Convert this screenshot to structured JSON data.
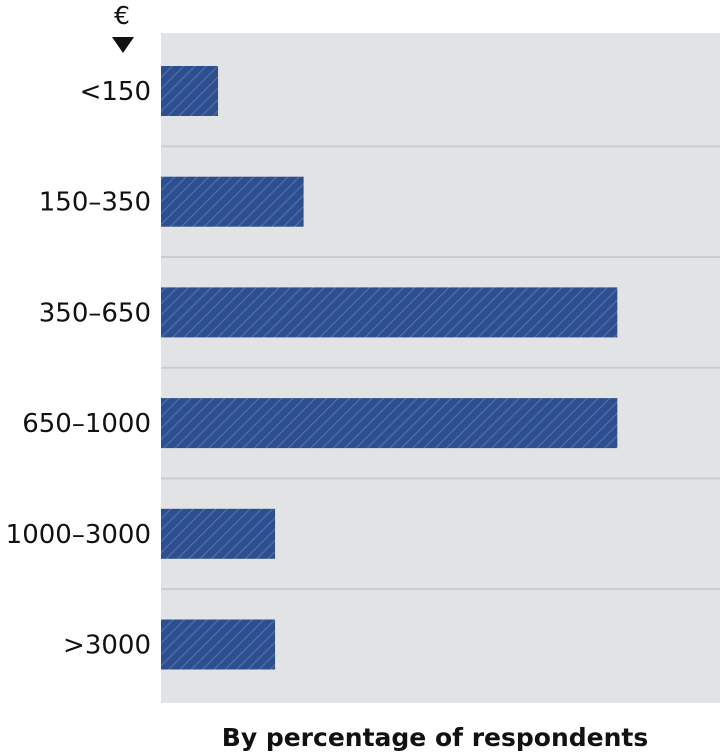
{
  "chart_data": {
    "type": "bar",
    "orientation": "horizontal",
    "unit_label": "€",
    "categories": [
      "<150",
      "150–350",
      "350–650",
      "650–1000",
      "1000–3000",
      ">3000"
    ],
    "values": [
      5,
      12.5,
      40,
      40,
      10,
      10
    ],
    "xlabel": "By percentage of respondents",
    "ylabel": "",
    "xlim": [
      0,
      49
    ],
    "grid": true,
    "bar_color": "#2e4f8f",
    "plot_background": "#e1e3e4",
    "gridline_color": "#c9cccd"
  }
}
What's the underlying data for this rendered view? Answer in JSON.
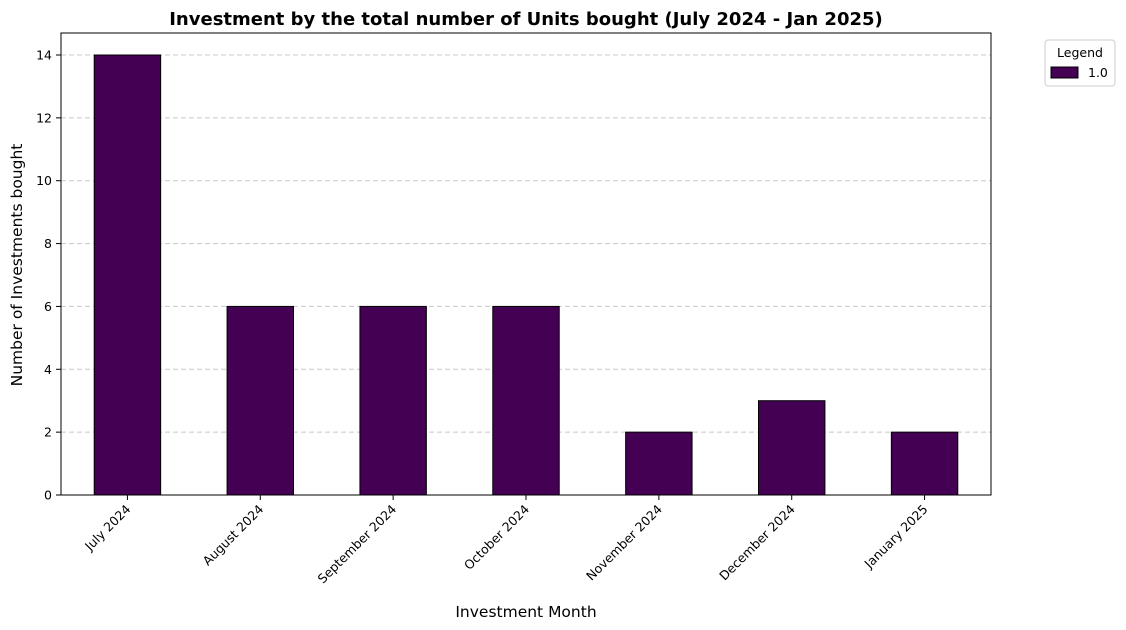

* * *

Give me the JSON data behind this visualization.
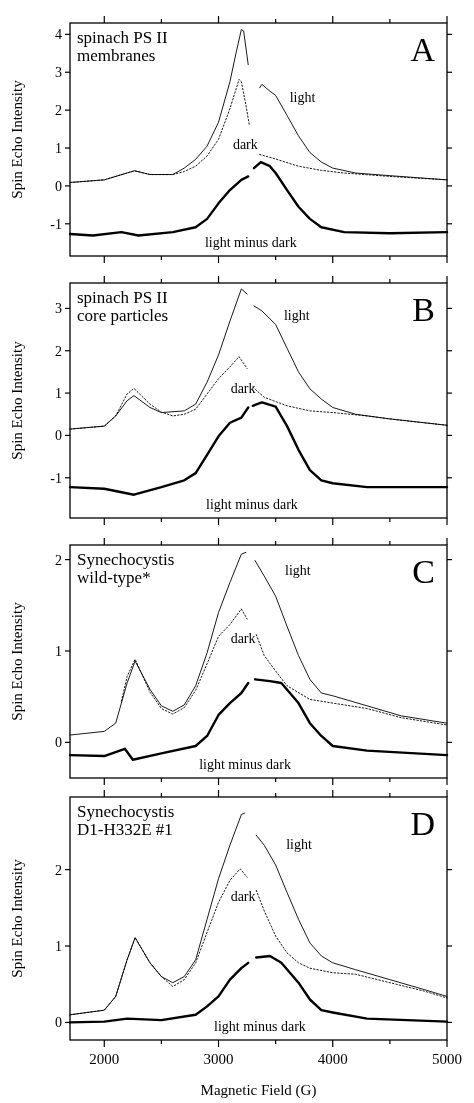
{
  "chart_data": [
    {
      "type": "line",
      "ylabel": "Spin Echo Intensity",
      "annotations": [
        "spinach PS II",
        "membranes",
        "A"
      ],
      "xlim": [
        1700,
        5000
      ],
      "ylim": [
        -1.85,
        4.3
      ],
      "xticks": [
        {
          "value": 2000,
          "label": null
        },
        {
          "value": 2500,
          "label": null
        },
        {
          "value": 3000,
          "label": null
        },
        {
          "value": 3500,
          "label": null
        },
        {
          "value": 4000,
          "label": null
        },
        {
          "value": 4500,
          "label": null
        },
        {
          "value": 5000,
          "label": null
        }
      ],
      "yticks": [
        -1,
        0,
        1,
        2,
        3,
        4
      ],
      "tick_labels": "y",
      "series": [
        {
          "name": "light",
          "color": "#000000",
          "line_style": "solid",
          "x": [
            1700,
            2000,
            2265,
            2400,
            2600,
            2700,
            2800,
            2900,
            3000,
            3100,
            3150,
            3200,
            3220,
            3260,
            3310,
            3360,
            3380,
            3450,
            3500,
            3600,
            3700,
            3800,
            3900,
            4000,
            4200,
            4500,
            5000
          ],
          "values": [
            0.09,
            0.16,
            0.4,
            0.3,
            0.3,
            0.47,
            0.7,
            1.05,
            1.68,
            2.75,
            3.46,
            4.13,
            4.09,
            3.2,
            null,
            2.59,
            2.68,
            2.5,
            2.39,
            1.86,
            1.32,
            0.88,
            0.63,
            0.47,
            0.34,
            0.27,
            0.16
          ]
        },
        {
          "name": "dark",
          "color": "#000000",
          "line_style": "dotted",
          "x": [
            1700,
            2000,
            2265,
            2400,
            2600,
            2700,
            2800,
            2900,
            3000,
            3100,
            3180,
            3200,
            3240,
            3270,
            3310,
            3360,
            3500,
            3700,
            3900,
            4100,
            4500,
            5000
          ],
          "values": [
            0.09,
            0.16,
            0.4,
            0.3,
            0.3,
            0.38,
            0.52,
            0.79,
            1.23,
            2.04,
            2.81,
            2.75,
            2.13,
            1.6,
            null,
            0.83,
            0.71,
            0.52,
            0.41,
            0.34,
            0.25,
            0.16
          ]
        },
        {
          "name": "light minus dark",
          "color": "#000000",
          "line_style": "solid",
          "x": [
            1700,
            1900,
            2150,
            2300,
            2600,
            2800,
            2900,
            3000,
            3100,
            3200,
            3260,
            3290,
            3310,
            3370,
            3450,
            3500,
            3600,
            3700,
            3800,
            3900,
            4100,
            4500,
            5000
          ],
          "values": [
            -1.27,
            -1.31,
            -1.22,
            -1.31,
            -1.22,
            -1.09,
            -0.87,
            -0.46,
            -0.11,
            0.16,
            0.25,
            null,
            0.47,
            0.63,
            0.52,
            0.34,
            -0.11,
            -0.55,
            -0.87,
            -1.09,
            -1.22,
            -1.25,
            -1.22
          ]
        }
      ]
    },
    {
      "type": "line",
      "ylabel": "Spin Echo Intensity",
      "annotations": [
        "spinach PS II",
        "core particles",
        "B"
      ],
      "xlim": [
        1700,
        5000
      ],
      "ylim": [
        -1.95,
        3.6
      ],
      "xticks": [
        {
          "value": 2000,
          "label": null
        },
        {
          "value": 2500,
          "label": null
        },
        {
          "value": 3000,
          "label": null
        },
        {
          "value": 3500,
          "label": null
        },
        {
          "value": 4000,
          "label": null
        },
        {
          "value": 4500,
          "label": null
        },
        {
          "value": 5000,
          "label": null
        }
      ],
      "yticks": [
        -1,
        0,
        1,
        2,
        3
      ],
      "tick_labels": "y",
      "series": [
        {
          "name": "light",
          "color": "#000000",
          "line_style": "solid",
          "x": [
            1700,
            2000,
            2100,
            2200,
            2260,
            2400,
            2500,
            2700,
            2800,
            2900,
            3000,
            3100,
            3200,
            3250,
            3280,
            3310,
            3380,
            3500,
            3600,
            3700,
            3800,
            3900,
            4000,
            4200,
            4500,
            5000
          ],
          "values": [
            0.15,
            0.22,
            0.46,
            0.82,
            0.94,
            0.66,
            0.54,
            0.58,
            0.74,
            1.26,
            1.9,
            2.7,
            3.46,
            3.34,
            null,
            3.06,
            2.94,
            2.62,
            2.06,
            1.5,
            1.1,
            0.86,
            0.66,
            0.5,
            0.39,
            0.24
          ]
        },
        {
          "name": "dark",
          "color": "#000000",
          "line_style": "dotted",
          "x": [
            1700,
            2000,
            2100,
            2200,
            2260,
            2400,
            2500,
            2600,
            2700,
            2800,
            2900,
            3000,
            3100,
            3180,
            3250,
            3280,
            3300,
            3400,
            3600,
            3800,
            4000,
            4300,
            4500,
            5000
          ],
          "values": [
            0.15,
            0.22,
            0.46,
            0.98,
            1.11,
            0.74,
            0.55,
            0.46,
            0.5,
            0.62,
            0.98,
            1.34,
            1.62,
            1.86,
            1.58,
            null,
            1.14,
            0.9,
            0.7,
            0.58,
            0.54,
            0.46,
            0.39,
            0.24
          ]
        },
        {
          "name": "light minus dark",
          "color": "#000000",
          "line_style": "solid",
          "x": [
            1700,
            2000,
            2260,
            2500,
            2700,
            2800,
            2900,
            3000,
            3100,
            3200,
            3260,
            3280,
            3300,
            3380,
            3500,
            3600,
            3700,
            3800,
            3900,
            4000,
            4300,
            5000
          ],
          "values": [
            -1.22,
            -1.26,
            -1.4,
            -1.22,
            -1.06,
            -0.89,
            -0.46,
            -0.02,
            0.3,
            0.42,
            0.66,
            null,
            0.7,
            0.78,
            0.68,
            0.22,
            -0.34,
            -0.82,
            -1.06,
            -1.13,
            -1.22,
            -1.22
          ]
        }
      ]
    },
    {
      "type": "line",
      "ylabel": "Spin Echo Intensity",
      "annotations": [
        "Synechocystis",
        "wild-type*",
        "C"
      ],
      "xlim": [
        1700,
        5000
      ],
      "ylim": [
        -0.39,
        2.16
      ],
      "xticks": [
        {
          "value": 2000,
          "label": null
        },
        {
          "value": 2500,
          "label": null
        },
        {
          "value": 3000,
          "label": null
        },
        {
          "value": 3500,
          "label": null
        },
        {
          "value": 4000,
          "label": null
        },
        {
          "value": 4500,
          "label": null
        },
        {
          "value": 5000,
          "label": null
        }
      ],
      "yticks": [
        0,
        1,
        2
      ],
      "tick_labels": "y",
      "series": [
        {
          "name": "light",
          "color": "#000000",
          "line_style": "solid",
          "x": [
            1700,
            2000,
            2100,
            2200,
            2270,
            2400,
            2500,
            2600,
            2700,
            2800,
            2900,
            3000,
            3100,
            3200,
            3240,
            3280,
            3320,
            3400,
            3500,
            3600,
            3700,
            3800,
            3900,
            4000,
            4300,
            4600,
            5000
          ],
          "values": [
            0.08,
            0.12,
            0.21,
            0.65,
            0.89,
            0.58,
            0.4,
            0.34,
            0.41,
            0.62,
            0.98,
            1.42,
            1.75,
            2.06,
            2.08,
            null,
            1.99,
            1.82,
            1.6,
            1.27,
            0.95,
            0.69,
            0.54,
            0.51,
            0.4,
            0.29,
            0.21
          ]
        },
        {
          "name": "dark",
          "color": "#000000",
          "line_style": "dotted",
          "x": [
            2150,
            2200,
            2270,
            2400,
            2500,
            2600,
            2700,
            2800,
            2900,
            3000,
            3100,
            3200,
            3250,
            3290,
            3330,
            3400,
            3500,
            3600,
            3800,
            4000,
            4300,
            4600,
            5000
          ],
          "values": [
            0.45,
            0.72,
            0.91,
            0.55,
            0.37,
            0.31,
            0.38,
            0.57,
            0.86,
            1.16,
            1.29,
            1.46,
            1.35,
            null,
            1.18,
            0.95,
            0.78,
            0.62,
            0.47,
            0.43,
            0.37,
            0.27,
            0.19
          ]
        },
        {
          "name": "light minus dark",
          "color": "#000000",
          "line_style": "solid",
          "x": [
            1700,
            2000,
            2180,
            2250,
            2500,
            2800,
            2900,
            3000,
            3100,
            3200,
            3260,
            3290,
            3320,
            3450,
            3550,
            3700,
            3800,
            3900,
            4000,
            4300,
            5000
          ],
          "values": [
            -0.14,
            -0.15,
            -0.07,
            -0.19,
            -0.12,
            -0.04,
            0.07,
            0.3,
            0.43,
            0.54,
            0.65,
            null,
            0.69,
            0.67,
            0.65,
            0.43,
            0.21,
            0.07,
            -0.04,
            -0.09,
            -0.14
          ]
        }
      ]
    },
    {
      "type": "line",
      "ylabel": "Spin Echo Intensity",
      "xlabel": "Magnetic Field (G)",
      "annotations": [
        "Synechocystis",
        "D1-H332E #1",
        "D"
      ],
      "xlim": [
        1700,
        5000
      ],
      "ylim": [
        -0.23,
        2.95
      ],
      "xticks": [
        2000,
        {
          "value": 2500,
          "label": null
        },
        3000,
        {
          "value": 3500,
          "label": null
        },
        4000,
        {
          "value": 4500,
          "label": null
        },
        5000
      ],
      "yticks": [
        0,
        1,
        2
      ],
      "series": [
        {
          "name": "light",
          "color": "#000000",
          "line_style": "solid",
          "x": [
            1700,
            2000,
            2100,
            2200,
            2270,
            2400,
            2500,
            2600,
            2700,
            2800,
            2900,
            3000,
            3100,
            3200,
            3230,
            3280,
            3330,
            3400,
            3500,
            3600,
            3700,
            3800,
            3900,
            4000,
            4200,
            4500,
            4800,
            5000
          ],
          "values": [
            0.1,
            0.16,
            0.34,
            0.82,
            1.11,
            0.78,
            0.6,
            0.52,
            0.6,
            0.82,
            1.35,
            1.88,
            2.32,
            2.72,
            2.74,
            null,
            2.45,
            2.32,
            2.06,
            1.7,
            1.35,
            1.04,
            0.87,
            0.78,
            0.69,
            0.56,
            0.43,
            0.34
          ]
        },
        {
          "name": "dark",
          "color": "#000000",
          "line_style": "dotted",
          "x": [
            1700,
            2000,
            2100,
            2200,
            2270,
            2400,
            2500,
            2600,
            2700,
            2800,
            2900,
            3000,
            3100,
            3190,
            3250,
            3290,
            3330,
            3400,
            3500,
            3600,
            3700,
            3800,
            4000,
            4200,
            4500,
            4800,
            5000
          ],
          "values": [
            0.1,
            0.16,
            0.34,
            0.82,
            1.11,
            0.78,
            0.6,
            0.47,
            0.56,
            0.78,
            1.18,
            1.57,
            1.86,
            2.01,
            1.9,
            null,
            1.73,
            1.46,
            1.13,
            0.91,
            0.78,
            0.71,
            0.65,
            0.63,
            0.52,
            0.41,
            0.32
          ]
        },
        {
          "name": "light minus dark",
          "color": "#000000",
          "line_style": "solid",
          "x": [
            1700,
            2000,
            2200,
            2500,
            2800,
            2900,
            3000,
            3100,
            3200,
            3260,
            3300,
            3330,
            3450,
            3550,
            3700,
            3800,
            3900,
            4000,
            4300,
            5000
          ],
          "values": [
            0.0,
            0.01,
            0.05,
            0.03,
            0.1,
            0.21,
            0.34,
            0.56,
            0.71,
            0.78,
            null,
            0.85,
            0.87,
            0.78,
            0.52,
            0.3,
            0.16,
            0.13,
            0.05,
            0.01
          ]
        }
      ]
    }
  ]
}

• [WHAT IS EXPECTED] Leave the pictures out and copy exactly the lines from the one with "Convert this screenshot" to the one with "What's the underlying", both included.

• [RESPONSE TO THIS TASK]
Convert this screenshot to structured JSON data.
{
  "chart_data": {
    "type": "bar",
    "orientation": "horizontal",
    "unit_label": "€",
    "categories": [
      "<150",
      "150–350",
      "350–650",
      "650–1000",
      "1000–3000",
      ">3000"
    ],
    "values": [
      5,
      12.5,
      40,
      40,
      10,
      10
    ],
    "xlabel": "By percentage of respondents",
    "ylabel": "",
    "xlim": [
      0,
      49
    ],
    "grid": true,
    "bar_color": "#2e4f8f",
    "plot_background": "#e1e3e4",
    "gridline_color": "#c9cccd"
  }
}
What's the underlying data for this rendered view? Answer in JSON.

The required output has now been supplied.